__DOCUMENT EXCERPT__.
____________

One final job for the day.
I abandoned the coriander crop in the polytunnel - it just hasn't grown leafy enough this year - and sowed another few rows of carrots which so far have been doing very well under cover. Hopefully the carrot flies won't discover that the polytunnel has doors.

Sunday, 19 June 2016

D-Day looming

Sue's checking out the bees so I've decided it will be safest to stay inside for  a couple of hours and update the blog.

17th June
The school fayre
The school summer fayre and a good chance to sell some jams and honey. I got stuck sitting on the stall as Sue was bravely singing in her band, which I'm sure will have impressed all the children and parents in her school. Anyway, all the honey went. I could have sold more but the weather this last week was too wet for Sue to rob the hives again.
Sue's onion marmalade always sells well too - it's the main reason I grow so many onions.

D-Day
I returned home to the realisation that today was D-Day. I've not mentioned this before but I've known for a while that our wonderful neighbours Don and Maureen are moving. They will be a great loss. We will both miss our chats over the fence and Don was always there looking out for us and ready to help when we needed it. We will still see them as they've not moved too far away. In fact they've moved very close to our dentists so we can pop in every time we've got a toothache.
In one of our last conversations, Don told us about his long-time dentist and how he used to greet him with the phrase "Neither of us is going to get hurt today, are we?" He followed this with a raucous bout of laughter. That's how I'll remember Don.

So I returned home to see a different car in next door's driveway. That's when it all became very real. Later in the evening our new neighbours knocked at the door and we invited them in for a chat. They seem decent enough people but they're not Don :-(

Elvis ducks set free
I let Elvis's ducklings out tonight too. They've grown pretty big now, big enough to make a terrible mess of their small pen. When you first let a hen and her family out, the trouble comes with the hen being too defensive and fighting with the other hens. To ameliorate this I now try to let the hen out on her own a couple of days before letting the whole family out. This seems to avoid most of the trouble.
The ducklings clearly enjoyed their new diet of plantain leaves and whatever bugs, grubs and slimies were unfortunate enough to be in their path.

18th June
With the weather dry and us at home to keep an eye on them, we decided we would have another go at letting the turkey family out. Mum has been hopping the stable wall into the goose stable and then spending the day outside, but we have kept the poults inside following the terrible events of a while ago when we let them out too early and in bad weather only to lose four poults over the next two days.

____________

__DATA RECORDS__.
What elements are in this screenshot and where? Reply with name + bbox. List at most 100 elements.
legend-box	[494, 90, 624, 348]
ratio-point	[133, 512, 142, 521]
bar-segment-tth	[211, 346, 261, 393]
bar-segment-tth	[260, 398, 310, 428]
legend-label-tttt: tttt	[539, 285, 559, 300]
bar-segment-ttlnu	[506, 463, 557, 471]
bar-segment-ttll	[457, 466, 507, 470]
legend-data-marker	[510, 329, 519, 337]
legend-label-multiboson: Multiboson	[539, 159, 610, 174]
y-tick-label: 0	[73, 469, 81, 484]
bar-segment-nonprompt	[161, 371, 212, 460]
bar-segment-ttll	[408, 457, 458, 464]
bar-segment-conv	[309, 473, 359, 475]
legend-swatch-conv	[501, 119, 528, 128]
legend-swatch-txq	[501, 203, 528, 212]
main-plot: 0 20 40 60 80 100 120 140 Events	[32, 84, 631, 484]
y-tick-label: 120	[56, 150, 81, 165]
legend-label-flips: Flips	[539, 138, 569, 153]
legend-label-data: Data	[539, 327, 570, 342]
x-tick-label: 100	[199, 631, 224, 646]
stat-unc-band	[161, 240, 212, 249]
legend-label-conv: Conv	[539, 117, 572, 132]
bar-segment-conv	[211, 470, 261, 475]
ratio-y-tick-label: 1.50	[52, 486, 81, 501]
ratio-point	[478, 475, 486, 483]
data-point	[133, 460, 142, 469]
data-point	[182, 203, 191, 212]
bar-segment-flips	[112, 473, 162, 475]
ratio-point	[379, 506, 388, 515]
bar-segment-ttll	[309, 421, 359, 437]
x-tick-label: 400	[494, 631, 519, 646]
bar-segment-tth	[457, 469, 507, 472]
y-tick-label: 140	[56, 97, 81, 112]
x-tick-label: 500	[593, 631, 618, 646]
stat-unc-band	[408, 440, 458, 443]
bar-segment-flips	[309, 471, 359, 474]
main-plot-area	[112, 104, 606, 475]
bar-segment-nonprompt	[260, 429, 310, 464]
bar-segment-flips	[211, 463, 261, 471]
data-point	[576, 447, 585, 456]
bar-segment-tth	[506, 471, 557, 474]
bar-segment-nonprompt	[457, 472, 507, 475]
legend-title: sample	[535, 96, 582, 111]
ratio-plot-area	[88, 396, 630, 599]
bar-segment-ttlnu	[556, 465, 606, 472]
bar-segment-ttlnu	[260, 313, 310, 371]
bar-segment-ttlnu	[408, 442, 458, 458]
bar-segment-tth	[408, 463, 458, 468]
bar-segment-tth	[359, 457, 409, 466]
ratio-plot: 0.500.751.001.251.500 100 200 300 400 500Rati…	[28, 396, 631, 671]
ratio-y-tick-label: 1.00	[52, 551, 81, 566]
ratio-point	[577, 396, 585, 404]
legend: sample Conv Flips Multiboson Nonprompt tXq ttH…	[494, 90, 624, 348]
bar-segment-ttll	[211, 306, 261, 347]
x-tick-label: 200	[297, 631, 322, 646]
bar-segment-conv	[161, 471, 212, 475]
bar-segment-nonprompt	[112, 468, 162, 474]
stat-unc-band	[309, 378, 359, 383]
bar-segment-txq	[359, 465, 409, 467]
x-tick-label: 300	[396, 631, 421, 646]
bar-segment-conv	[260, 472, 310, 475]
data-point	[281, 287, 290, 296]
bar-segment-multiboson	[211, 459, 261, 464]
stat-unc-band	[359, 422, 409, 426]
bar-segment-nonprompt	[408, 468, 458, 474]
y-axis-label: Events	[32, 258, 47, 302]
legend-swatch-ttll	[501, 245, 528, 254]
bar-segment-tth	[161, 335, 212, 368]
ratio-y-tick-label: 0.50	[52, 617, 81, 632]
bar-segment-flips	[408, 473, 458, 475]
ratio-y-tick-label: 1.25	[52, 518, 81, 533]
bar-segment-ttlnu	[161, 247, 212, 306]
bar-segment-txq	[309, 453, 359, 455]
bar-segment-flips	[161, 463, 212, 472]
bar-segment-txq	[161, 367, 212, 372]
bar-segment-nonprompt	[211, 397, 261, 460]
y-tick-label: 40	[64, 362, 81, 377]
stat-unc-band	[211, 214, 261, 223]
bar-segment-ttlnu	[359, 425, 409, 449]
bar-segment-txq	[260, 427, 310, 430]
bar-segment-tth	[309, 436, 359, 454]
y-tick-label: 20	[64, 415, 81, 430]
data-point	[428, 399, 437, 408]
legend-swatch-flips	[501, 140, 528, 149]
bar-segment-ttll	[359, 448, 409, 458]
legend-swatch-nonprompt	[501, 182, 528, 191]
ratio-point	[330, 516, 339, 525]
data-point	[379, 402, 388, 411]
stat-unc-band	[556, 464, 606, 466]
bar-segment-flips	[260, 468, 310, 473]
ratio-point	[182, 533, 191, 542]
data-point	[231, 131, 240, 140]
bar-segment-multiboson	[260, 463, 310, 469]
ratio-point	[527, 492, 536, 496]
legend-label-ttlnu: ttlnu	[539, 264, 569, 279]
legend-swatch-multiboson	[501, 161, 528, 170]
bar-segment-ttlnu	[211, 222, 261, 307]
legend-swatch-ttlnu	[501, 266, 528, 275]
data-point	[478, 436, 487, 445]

____________

Can you reproduce the passage of the smallholding blog word for word, starting at "I abandoned the" and ending at "polytunnel has doors."?

__SOLUTION TO THIS PROBLEM__.
I abandoned the coriander crop in the polytunnel - it just hasn't grown leafy enough this year - and sowed another few rows of carrots which so far have been doing very well under cover. Hopefully the carrot flies won't discover that the polytunnel has doors.